Instructions for the task: Which lines below hold the word "prezzi"? Report each one.

[Collected data entries]
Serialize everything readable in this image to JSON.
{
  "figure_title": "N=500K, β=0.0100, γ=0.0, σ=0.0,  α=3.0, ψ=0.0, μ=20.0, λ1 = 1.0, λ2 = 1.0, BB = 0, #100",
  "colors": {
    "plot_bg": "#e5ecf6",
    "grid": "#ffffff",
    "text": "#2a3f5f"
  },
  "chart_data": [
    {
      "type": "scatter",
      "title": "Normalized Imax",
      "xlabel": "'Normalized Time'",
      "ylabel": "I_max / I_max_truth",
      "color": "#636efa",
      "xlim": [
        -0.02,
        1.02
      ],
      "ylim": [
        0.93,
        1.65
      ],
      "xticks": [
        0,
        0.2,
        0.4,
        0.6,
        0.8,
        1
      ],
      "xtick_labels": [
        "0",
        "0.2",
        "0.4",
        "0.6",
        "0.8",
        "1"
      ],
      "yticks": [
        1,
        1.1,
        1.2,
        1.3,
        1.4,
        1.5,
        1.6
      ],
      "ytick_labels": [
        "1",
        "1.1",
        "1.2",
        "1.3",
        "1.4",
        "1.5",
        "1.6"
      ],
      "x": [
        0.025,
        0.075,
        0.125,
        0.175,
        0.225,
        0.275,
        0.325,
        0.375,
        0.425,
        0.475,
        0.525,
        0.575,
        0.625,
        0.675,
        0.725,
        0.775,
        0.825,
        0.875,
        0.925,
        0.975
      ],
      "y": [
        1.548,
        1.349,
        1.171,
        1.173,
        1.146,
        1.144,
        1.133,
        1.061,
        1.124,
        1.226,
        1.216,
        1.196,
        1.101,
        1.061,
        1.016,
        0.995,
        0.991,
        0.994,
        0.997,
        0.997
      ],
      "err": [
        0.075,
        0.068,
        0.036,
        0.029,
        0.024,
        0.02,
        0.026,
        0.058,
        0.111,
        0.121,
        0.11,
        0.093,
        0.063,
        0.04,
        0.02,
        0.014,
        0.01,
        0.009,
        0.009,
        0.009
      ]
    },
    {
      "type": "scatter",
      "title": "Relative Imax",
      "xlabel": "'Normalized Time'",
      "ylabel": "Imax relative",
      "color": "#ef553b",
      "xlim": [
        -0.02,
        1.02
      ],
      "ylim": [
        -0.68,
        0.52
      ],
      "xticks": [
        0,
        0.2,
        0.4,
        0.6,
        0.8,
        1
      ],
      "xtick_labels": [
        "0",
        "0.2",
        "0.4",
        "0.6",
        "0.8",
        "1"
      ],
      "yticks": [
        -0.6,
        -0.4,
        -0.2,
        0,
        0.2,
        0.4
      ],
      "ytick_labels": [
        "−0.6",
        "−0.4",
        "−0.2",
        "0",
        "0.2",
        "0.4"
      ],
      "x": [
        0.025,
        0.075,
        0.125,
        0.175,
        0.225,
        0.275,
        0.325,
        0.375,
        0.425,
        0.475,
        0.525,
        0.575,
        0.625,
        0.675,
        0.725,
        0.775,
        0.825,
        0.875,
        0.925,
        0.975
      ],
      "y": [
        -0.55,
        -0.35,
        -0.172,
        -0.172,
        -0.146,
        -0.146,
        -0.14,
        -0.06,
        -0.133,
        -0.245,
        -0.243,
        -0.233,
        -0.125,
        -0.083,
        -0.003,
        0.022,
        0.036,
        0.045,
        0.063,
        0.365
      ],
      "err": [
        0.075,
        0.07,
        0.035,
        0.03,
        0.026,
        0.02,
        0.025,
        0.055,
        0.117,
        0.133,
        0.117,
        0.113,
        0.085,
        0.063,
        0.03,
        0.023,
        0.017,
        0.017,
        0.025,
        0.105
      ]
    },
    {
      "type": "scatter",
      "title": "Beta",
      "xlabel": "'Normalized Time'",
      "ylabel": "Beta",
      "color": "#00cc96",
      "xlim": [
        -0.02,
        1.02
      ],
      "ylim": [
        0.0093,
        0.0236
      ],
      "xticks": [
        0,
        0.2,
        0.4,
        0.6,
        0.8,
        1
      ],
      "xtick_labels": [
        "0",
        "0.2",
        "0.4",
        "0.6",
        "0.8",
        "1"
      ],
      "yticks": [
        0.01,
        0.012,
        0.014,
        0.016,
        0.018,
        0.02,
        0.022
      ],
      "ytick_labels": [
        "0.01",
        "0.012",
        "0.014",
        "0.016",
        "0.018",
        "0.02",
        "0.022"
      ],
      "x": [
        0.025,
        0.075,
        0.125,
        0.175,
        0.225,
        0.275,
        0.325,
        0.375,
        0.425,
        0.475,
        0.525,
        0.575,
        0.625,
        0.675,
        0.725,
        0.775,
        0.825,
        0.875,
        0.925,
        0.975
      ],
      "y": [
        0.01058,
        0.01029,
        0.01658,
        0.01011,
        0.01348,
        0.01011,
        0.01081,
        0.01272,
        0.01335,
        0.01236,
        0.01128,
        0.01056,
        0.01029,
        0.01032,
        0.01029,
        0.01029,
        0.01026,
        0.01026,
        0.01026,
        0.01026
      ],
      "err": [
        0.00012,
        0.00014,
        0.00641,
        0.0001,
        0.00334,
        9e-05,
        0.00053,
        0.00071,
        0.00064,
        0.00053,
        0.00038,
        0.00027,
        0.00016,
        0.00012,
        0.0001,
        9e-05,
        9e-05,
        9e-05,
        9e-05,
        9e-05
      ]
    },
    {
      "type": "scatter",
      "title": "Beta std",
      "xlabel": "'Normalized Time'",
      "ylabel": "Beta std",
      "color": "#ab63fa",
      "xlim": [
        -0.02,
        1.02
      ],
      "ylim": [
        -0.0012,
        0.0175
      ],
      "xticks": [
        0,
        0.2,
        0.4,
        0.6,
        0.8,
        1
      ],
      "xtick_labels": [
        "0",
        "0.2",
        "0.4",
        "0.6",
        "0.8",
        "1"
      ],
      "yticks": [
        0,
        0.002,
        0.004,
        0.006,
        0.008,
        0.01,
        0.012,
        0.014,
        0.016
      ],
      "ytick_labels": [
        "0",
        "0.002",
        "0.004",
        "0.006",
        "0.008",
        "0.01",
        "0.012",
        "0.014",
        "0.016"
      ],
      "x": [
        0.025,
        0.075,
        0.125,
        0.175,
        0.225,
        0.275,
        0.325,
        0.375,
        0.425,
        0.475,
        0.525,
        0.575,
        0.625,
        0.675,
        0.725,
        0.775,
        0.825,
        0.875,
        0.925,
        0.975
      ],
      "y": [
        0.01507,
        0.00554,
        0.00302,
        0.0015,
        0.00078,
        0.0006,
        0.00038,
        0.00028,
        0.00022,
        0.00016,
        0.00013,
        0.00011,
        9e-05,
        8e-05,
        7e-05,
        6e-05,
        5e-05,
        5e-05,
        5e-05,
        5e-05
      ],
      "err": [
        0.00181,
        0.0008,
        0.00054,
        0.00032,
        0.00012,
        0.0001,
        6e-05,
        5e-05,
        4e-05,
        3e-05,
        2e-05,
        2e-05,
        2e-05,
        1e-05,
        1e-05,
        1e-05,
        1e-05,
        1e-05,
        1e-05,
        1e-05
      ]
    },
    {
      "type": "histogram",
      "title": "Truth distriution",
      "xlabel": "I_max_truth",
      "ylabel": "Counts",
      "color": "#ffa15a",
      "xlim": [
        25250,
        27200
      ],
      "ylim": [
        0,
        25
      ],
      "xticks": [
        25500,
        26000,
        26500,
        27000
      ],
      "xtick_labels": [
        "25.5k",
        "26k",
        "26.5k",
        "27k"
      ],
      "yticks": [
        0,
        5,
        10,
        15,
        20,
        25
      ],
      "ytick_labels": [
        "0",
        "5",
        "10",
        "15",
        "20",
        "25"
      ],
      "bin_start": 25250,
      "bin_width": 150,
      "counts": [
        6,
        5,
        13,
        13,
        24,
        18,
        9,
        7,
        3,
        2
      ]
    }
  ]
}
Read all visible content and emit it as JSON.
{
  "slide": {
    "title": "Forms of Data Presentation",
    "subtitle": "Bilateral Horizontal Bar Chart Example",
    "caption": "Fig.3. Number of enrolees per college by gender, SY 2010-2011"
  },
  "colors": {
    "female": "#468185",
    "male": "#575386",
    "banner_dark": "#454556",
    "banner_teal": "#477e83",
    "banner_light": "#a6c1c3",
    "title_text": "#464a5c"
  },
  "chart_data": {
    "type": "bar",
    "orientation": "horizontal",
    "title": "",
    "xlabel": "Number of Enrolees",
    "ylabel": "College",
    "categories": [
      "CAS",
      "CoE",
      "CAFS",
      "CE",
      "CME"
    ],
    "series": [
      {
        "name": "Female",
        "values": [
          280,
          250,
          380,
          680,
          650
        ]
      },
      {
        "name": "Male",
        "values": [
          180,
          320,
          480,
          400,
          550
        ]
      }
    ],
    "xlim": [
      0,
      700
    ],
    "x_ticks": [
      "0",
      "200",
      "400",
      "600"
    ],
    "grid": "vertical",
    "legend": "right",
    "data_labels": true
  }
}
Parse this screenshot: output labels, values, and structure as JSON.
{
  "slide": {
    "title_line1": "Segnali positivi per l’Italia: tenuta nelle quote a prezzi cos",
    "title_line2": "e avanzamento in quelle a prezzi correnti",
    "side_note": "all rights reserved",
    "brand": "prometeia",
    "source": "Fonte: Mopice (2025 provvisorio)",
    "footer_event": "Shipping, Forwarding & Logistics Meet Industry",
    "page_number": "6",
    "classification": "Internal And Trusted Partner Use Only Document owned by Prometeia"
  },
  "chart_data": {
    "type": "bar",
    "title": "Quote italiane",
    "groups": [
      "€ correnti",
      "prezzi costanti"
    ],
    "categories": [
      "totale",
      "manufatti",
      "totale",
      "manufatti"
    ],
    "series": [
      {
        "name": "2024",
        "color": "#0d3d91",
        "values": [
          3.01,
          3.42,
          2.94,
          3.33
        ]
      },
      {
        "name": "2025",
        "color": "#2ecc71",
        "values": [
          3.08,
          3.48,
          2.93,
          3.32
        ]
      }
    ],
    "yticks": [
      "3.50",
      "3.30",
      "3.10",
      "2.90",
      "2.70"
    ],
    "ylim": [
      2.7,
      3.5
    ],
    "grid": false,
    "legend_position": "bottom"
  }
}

Exercise response:
    "title_line1": "Segnali positivi per l’Italia: tenuta nelle quote a prezzi cos",
    "title_line2": "e avanzamento in quelle a prezzi correnti",
      "prezzi costanti"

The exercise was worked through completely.